* _What this exercise asks_:
1. State how many participants took part in the clinical trials pooled in the omega-3 meta-analysis excerpt.
2. Extract the passage from the omega-3 meta-analysis excerpt starting with "Figure 2 Forest" and going on through "the sensitivity analysis.".
3. Continue the omega-3 meta-analysis excerpt from its last sentence onward.

Abbreviations: ω-3, omega-3; PUFAs, polyunsaturated fatty acids; qPCR, quantitative real-time polymerase chain reaction; EPA, eicosapentaenoic acid; DHA, docosahexaenoic acid; ALA, alpha-linolenic acid; Q-FISH, quantitative-fluorescent in situ hybridization.

Meta-analysis

Overall, we meta-analyzed 5 clinical trials involving a total of 337 participants. Using a random effect model, the meta-analysis showed a statistically significant effect of ω-3 fatty acids supplementation on TL (mean difference = 0.16; 95% CI, 0.02, 0.30; p = 0.02) (Figure 2a). However, there was significant evidence of high heterogeneity (I 2 85%) in the overall analysis. Thus, we conducted a sensitivity analysis by omitting 1 study with no control from the primary analysis and recalculating the effect size. After the sensitivity analysis, the positive effects of ω-3 fatty acids on TL remained significant (mean difference = 0.21; 95% CI, 0.07, 0.36; p < 0.01) (Figure 2b). Although the heterogeneity was reduced to I 2 = 69%, the grade remained moderate.

Figure 2 Forest plots showing the effect of omega-3 fatty acids supplementation on the telomere length. (a) Forest plot of the overall analysis. (b) Forest plot of the sensitivity analysis.

* _Dataset excerpts_:
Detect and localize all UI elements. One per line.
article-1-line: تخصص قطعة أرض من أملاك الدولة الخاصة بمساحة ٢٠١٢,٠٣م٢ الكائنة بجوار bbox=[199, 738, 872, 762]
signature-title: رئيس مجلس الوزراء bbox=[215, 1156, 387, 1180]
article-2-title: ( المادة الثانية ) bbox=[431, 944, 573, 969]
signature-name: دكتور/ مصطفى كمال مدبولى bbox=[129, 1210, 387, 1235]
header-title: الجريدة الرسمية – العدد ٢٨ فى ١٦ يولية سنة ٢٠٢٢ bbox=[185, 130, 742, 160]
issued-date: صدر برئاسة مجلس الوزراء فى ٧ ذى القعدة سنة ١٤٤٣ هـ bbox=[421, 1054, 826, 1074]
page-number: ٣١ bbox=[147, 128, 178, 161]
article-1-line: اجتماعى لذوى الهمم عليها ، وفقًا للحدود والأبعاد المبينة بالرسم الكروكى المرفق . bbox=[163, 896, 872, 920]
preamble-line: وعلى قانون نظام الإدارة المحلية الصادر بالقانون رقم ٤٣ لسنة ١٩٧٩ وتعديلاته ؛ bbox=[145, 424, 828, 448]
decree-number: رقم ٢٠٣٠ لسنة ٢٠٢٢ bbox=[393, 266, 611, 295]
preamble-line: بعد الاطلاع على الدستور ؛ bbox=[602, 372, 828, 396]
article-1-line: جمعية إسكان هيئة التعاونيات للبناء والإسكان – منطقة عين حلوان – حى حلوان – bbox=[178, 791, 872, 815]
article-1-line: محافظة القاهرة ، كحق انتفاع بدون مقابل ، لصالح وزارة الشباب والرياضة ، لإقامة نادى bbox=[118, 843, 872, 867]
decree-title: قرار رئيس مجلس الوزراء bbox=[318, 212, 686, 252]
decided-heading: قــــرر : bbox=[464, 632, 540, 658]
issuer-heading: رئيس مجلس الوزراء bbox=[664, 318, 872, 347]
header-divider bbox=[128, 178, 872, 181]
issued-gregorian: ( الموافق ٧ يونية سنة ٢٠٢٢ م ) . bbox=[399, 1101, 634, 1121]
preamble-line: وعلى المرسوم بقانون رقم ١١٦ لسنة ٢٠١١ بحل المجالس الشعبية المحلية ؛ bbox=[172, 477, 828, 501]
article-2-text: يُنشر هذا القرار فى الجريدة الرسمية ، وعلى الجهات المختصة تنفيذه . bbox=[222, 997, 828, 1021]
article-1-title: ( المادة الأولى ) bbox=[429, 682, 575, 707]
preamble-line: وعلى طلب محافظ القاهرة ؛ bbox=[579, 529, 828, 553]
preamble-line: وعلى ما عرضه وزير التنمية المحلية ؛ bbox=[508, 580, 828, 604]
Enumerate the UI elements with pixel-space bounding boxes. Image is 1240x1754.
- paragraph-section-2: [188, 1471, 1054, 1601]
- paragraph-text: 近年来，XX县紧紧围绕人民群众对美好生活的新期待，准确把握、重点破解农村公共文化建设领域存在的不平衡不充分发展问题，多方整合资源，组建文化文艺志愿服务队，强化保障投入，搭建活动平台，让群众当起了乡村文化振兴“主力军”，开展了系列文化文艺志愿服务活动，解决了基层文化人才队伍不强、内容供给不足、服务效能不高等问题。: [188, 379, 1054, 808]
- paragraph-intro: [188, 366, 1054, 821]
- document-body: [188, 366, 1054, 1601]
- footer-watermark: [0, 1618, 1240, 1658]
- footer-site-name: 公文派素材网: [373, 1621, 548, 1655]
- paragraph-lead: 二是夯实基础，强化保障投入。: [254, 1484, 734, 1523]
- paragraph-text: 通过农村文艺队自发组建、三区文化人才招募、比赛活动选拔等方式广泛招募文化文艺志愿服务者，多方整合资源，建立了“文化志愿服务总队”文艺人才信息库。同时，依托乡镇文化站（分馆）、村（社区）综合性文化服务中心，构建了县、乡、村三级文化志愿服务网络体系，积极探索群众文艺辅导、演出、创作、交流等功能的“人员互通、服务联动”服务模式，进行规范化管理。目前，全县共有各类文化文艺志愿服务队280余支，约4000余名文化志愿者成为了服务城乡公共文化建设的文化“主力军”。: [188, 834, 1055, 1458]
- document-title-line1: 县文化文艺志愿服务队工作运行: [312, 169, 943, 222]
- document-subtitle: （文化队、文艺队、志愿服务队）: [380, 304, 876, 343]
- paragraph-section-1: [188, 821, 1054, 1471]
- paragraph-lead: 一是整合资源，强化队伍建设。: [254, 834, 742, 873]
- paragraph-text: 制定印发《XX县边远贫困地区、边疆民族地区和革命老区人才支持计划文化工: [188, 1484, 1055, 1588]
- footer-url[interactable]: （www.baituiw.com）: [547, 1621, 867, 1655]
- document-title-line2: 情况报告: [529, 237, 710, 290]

* _Task results_:
1. 337 participants.

2.
Figure 2 Forest plots showing the effect of omega-3 fatty acids supplementation on the telomere length. (a) Forest plot of the overall analysis. (b) Forest plot of the sensitivity analysis.

3.
Figure 2

Forest plots showing the effect of omega-3 fatty acids supplementation on the telomere length. (a) Forest plot of the overall analysis. (b) Forest plot of the sensitivity analysis.

The publication bias was assessed using funnel plots. As shown in Figure 3, the funnel plot analysis revealed that the risk of publication bias was low. Results for the risk of bias are shown in Table 2 and Figure 4. The critical appraisal tools of the intervention trials show good quality in the methodology.

Figure 3 Funnel plots of risk of publication bias: (a) overall analysis and (b) sensitivity analysis.
Figure 3

Funnel plots of risk of publication bias: (a) overall analysis and (b) sensitivity analysis.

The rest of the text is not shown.